[Start of Exercise material]

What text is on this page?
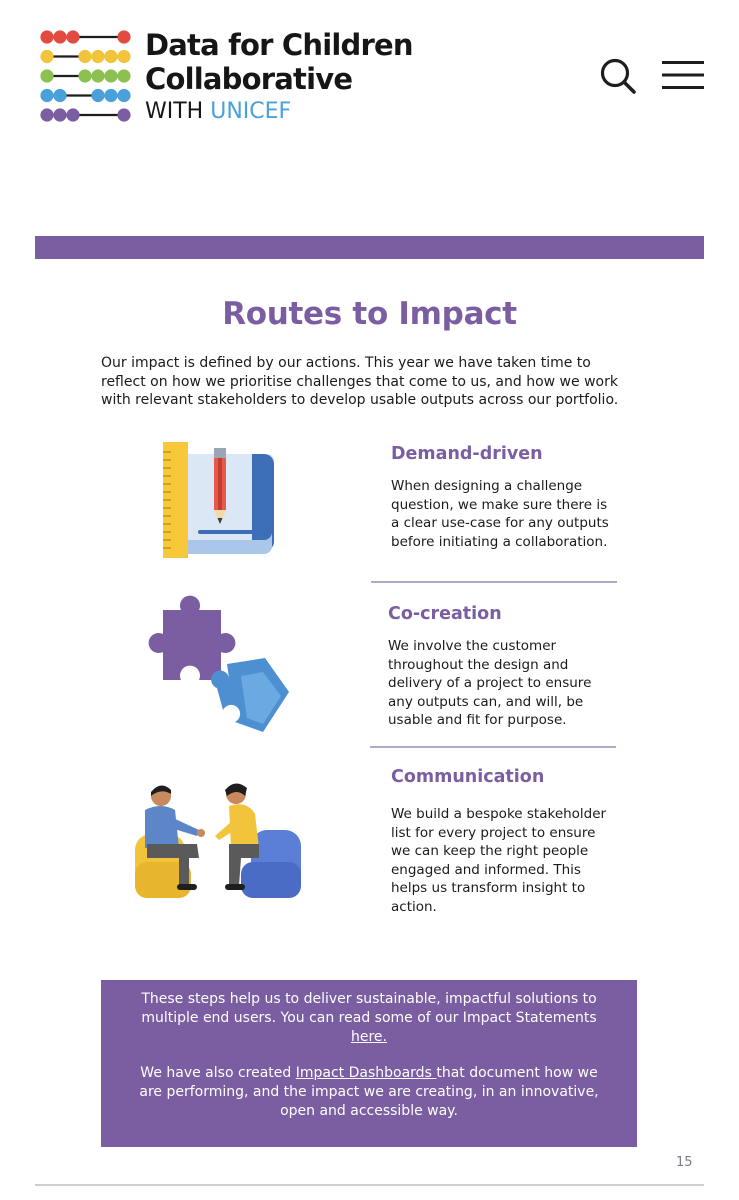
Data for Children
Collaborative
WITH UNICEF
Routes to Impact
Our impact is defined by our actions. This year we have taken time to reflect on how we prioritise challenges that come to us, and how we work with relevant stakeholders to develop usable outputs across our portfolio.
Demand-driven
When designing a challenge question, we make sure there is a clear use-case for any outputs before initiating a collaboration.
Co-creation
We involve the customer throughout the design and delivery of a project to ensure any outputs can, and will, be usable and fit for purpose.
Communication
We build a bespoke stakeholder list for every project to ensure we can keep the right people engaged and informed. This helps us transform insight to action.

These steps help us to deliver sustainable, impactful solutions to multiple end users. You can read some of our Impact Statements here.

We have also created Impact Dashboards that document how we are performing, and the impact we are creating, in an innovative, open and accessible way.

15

[End of Exercise material]

What this task involves »
Leave out the pictures and transcribe everything else exactly.

Exercise result »
What text is on this page?
Data for Children
Collaborative
WITH UNICEF
Routes to Impact
Our impact is defined by our actions. This year we have taken time to reflect on how we prioritise challenges that come to us, and how we work with relevant stakeholders to develop usable outputs across our portfolio.
Demand-driven
When designing a challenge question, we make sure there is a clear use-case for any outputs before initiating a collaboration.
Co-creation
We involve the customer throughout the design and delivery of a project to ensure any outputs can, and will, be usable and fit for purpose.
Communication
We build a bespoke stakeholder list for every project to ensure we can keep the right people engaged and informed. This helps us transform insight to action.

These steps help us to deliver sustainable, impactful solutions to multiple end users. You can read some of our Impact Statements here.

We have also created Impact Dashboards that document how we are performing, and the impact we are creating, in an innovative, open and accessible way.

15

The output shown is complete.